What is expected → Go through the entries below and collect each line with the string "West" in it.

_ _ _ _

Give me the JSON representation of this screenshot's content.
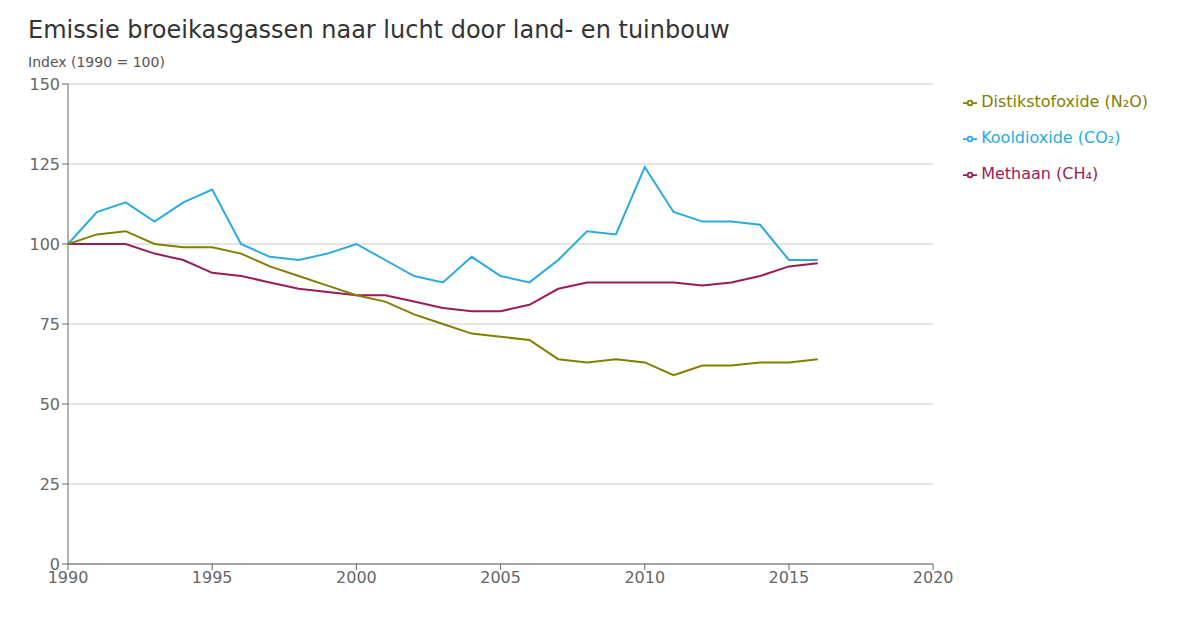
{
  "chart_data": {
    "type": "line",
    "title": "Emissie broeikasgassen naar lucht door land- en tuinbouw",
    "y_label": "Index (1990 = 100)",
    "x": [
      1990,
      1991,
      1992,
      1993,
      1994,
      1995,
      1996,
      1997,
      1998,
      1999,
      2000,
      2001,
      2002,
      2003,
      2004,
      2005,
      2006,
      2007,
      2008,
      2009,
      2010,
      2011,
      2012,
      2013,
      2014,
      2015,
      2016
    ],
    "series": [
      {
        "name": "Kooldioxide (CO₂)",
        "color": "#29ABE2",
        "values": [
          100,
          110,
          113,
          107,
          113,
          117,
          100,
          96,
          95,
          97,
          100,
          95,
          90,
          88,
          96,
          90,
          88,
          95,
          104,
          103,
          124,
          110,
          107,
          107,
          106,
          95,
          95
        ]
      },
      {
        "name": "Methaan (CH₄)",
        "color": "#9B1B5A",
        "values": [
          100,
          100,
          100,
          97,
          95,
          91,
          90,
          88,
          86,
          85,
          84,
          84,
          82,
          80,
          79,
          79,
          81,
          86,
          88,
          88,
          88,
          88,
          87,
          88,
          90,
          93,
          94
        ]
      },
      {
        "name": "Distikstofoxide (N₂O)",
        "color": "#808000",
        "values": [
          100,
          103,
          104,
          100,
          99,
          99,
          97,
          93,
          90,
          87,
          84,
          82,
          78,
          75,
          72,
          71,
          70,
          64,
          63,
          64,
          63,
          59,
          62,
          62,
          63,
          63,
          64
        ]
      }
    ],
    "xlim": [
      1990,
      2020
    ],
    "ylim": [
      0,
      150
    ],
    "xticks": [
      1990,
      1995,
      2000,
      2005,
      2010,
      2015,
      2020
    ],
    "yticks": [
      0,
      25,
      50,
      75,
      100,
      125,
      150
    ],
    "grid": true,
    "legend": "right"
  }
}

_ _ _ _

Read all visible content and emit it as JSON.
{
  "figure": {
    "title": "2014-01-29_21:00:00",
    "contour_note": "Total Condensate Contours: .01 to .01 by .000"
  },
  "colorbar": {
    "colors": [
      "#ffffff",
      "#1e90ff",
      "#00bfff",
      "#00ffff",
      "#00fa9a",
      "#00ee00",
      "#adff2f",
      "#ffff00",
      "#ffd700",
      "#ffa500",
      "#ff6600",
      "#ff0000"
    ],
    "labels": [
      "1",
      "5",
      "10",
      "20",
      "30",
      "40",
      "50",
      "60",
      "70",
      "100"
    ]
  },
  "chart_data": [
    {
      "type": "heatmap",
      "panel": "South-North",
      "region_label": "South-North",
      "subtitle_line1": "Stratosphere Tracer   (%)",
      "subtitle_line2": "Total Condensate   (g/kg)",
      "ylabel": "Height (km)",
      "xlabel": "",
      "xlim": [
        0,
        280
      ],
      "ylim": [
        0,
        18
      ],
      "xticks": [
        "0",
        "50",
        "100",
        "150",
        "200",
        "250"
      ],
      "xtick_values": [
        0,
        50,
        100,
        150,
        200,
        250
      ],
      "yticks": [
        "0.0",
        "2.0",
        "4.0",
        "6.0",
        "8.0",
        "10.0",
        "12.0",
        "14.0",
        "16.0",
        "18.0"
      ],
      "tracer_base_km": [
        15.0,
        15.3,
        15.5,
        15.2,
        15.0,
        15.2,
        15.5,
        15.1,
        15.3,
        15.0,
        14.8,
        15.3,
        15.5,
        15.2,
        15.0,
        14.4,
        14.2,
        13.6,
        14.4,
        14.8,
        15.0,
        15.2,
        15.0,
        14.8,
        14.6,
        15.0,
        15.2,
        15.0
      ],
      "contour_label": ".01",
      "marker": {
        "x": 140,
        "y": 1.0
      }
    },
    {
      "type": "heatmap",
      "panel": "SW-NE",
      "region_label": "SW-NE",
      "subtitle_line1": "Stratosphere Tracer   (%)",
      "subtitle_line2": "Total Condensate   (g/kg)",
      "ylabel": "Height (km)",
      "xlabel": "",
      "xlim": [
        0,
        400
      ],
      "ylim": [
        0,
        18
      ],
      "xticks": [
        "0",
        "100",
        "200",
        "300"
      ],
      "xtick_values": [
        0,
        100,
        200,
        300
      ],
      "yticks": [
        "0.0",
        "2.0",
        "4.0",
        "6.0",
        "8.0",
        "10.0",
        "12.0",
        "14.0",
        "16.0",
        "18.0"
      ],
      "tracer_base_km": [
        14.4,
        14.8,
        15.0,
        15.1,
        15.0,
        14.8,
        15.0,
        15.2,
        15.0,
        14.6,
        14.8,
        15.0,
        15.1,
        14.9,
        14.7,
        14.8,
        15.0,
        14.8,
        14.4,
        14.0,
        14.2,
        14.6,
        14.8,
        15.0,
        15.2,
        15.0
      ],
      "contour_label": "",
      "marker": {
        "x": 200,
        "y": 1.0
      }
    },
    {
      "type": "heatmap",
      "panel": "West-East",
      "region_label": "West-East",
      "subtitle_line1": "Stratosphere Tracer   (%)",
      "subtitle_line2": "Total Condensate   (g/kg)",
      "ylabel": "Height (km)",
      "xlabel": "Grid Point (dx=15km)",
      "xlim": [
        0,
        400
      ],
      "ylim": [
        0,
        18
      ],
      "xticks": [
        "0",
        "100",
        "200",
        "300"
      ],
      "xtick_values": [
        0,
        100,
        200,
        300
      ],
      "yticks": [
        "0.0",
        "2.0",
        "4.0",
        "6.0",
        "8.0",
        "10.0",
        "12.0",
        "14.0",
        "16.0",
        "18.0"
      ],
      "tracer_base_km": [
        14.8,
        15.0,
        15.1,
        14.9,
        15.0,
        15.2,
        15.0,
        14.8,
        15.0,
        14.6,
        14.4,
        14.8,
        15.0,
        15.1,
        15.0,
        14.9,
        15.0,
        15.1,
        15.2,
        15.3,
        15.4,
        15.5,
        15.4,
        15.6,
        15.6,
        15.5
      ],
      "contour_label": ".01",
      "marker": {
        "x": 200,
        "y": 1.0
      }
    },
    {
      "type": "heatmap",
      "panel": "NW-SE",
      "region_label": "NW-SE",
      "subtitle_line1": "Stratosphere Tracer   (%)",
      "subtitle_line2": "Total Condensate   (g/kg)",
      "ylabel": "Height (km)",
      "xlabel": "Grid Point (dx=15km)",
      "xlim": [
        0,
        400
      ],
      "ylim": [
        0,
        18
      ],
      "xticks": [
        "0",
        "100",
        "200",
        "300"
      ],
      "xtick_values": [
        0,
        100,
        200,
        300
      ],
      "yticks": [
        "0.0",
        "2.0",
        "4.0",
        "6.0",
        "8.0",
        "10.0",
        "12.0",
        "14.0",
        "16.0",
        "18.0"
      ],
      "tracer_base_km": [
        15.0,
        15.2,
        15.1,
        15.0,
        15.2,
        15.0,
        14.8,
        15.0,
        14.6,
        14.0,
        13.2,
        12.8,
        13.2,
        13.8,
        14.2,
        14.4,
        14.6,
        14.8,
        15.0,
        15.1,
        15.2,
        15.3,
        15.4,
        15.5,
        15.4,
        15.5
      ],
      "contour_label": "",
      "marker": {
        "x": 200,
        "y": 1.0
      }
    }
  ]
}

_ _ _ _

Task response →
      "panel": "West-East",
      "region_label": "West-East",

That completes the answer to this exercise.